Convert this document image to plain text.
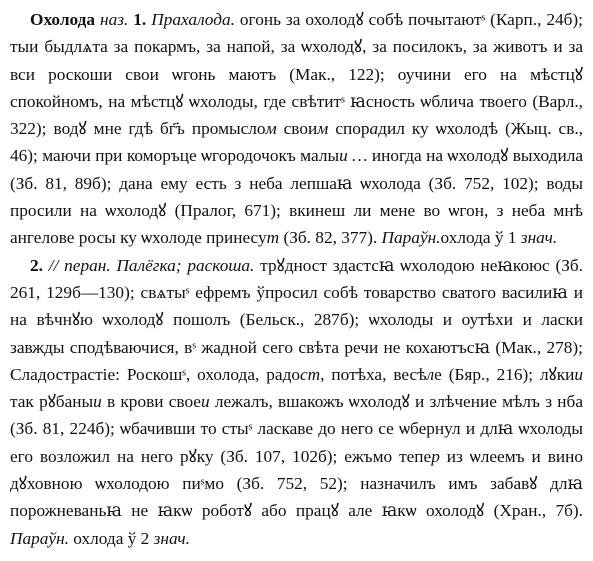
Охолода наз. 1. Прахалода. огонь за охолодꙋ собѣ почытаютˢ (Карп., 24б); тыи быдлѧта за покармъ, за напой, за ѡхолодꙋ, за посилокъ, за животъ и за вси роскоши свои ѡгонь маютъ (Мак., 122); оучини его на мѣстцꙋ спокойномъ, на мѣстцꙋ ѡхолоды, где свѣтитˢ ꙗсность ѡблича твоего (Варл., 322); водꙋ мне гдѣ бг҃ъ промыслом своим спорадил ку ѡхолодѣ (Жыц. св., 46); маючи при коморъце ѡгородочокъ малыи … иногда на ѡхолодꙋ выходила (Зб. 81, 89б); дана ему есть з неба лепшаꙗ ѡхолода (Зб. 752, 102); воды просили на ѡхолодꙋ (Пралог, 671); вкинеш ли мене во ѡгон, з неба мнѣ ангелове росы ку ѡхолоде принесут (Зб. 82, 377). Параўн.охлода ў 1 знач.

2. // перан. Палёгка; раскоша. трꙋдност здастсꙗ ѡхолодою неꙗкоюс (Зб. 261, 129б—130); свѧтыˢ ефремъ ўпросил собѣ товарство сватого василиꙗ и на вѣчнꙋю ѡхолодꙋ пошолъ (Бельск., 287б); ѡхолоды и оутѣхи и ласки завжды сподѣваючися, вˢ жадной сего свѣта речи не кохаютъсꙗ (Мак., 278); Сладострастіе: Роскошˢ, охолода, радост, потѣха, весѣле (Бяр., 216); лꙋкии так рꙋбаныи в крови своеи лежалъ, вшакожъ ѡхолодꙋ и злѣчение мѣлъ з нба (Зб. 81, 224б); ѡбачивши то стыˢ ласкаве до него се ѡбернул и длꙗ ѡхолоды его возложил на него рꙋку (Зб. 107, 102б); ежъмо тепер из ѡлеемъ и вино дꙋховною ѡхолодою пиˢмо (Зб. 752, 52); назначилъ имъ забавꙋ длꙗ порожневаньꙗ не ꙗкѡ роботꙋ або працꙋ але ꙗкѡ охолодꙋ (Хран., 7б). Параўн. охлода ў 2 знач.
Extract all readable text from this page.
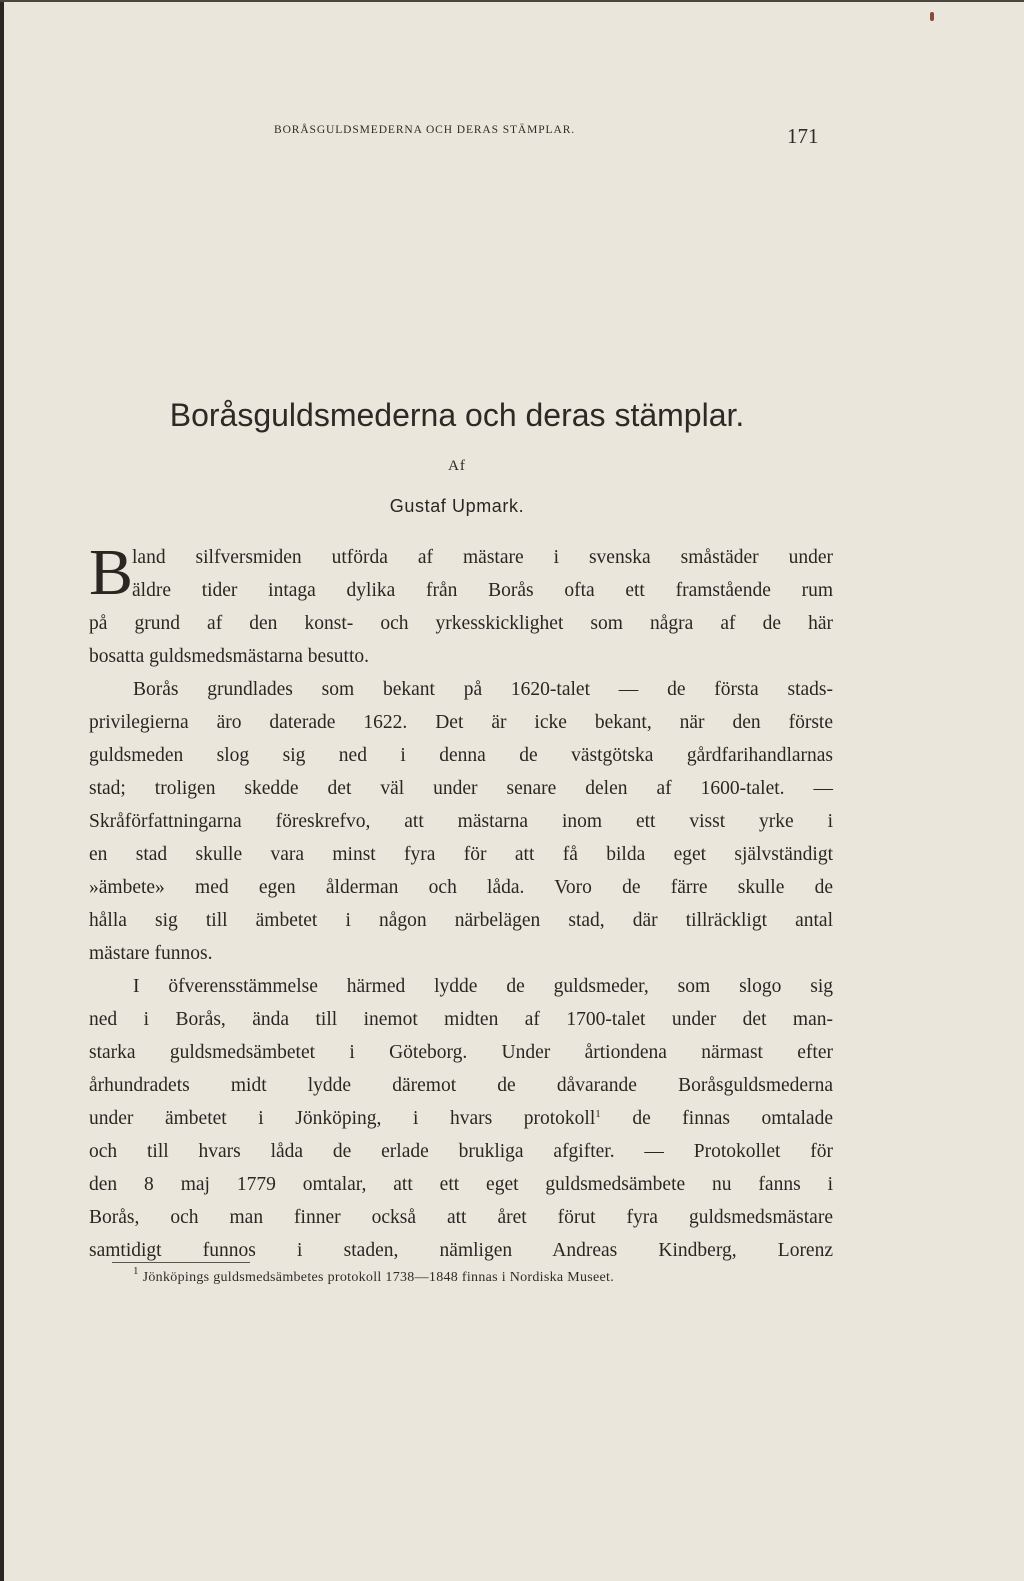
BORÅSGULDSMEDERNA OCH DERAS STÄMPLAR.	171
Boråsguldsmederna och deras stämplar.
Af
Gustaf Upmark.
B
land silfversmiden utförda af mästare i svenska småstäder under
äldre tider intaga dylika från Borås ofta ett framstående rum
på grund af den konst- och yrkesskicklighet som några af de här
bosatta guldsmedsmästarna besutto.
Borås grundlades som bekant på 1620-talet — de första stads-
privilegierna äro daterade 1622. Det är icke bekant, när den förste
guldsmeden slog sig ned i denna de västgötska gårdfarihandlarnas
stad; troligen skedde det väl under senare delen af 1600-talet. —
Skråförfattningarna föreskrefvo, att mästarna inom ett visst yrke i
en stad skulle vara minst fyra för att få bilda eget självständigt
»ämbete» med egen ålderman och låda. Voro de färre skulle de
hålla sig till ämbetet i någon närbelägen stad, där tillräckligt antal
mästare funnos.
I öfverensstämmelse härmed lydde de guldsmeder, som slogo sig
ned i Borås, ända till inemot midten af 1700-talet under det man-
starka guldsmedsämbetet i Göteborg. Under årtiondena närmast efter
århundradets midt lydde däremot de dåvarande Boråsguldsmederna
under ämbetet i Jönköping, i hvars protokoll$^1$ de finnas omtalade
och till hvars låda de erlade brukliga afgifter. — Protokollet för
den 8 maj 1779 omtalar, att ett eget guldsmedsämbete nu fanns i
Borås, och man finner också att året förut fyra guldsmedsmästare
samtidigt funnos i staden, nämligen Andreas Kindberg, Lorenz
$^1$ Jönköpings guldsmedsämbetes protokoll 1738—1848 finnas i Nordiska Museet.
--------------------
_WHAT IS REQUIRED_
Examine the entries and report how many of their lines contain the string "fyra", giving no more than the number.

_ANSWER IN FULL_
2